- [Text block]
YOIs were established in the late 1980s to rehabilitate young people aged 15 and over who were given prison sentences. Campaigners have long said that they are no better than conventional adult prisons in preventing reoffending, and successive governments since have promised reform.
They have remained the most common place for young people in the justice system, however, while secure children’s homes, which are far smaller and more expensive to run, have faced decades of cuts. But in summer 2024, an alternative to YOIs was born in the shape of England’s first secure school: Oasis Restore in Rochester, Kent.
The school is on the site of the former Medway Secure Training Centre, a secure unit that was closed down in 2020 after a series of poor Ofsted inspection ratings, allegations of abuse and excessive force by staff. It was privately run by G4S until 2016, before being taken over by the Ministry of Justice.
Brought in to lead the ambitious project was Steve Chalke, CEO of Oasis, which runs 44 academy schools, one of the largest chains in the country. Chalke’s elevator pitch: enable children aged 12 to 18, who are on remand and sentenced to custody, to live their best lives through education, wellbeing and hope.
It’s a “revolution in youth justice,” Chalke says.
“It’s the environment: it’s the colours on the walls, the fact we’ve got bedrooms not cells, student flats, not wings, and youth workers, not guards,” Chalke tells the Cable. “There are no big steel doors that clang, and there are windows – not bars.”
Put simply, the new secure school is the same as a secure children’s home in terms of aesthetics and care provision. The difference is the size and the scale of the operation, with the government aiming for secure schools and secure children’s homes to replace YOIs and training centres in the longer term.

- [Records]
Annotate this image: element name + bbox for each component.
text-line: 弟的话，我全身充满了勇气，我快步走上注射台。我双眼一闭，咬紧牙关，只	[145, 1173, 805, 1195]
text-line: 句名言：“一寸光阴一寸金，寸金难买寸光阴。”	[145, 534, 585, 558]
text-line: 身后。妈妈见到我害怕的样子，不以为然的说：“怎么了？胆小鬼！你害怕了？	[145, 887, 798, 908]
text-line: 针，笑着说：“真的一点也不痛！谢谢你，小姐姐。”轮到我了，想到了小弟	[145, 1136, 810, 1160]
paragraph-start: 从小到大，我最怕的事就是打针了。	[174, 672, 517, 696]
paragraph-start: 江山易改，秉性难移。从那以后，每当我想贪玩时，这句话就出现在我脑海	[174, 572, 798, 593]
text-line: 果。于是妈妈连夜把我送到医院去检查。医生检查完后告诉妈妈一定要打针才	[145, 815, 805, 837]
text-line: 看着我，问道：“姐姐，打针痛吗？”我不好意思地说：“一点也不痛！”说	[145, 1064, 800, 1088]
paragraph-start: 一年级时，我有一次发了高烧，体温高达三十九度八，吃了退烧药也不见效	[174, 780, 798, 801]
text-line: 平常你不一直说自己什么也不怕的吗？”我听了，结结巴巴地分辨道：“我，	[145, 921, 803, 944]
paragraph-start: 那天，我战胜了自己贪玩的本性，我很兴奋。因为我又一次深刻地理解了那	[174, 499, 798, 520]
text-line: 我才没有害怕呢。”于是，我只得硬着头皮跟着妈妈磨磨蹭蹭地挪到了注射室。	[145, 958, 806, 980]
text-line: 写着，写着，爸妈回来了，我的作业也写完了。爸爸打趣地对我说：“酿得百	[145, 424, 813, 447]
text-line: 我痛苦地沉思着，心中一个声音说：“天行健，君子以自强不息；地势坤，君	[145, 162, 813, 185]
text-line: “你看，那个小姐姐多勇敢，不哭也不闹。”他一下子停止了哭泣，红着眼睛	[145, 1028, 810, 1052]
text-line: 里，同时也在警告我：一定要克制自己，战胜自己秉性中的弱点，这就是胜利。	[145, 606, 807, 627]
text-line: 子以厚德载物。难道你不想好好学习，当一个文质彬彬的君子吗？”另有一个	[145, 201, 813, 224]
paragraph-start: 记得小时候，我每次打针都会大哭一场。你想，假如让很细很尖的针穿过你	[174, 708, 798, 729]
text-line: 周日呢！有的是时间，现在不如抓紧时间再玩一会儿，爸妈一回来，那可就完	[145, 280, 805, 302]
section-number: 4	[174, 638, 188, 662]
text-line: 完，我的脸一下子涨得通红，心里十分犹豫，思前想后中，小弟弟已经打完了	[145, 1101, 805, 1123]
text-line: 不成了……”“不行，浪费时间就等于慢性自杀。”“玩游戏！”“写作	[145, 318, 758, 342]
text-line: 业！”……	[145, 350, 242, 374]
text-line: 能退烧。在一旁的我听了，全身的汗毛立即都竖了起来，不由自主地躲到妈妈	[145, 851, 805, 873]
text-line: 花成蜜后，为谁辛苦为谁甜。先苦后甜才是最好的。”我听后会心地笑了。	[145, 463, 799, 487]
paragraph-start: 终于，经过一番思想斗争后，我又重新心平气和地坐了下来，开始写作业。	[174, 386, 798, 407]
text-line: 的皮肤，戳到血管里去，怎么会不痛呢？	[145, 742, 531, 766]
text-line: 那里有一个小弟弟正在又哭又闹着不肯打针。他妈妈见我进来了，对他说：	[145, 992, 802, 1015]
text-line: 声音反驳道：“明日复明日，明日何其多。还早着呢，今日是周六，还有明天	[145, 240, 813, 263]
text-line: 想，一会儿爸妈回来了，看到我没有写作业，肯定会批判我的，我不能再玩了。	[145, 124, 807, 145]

- [Your assignment] Write out the whole text about England's first secure school word for word. The rows come from a separate source.

- [Result for this exercise]
YOIs were established in the late 1980s to rehabilitate young people aged 15 and over who were given prison sentences. Campaigners have long said that they are no better than conventional adult prisons in preventing reoffending, and successive governments since have promised reform.
They have remained the most common place for young people in the justice system, however, while secure children’s homes, which are far smaller and more expensive to run, have faced decades of cuts. But in summer 2024, an alternative to YOIs was born in the shape of England’s first secure school: Oasis Restore in Rochester, Kent.
The school is on the site of the former Medway Secure Training Centre, a secure unit that was closed down in 2020 after a series of poor Ofsted inspection ratings, allegations of abuse and excessive force by staff. It was privately run by G4S until 2016, before being taken over by the Ministry of Justice.
Brought in to lead the ambitious project was Steve Chalke, CEO of Oasis, which runs 44 academy schools, one of the largest chains in the country. Chalke’s elevator pitch: enable children aged 12 to 18, who are on remand and sentenced to custody, to live their best lives through education, wellbeing and hope.
It’s a “revolution in youth justice,” Chalke says.
“It’s the environment: it’s the colours on the walls, the fact we’ve got bedrooms not cells, student flats, not wings, and youth workers, not guards,” Chalke tells the Cable. “There are no big steel doors that clang, and there are windows – not bars.”
Put simply, the new secure school is the same as a secure children’s home in terms of aesthetics and care provision. The difference is the size and the scale of the operation, with the government aiming for secure schools and secure children’s homes to replace YOIs and training centres in the longer term.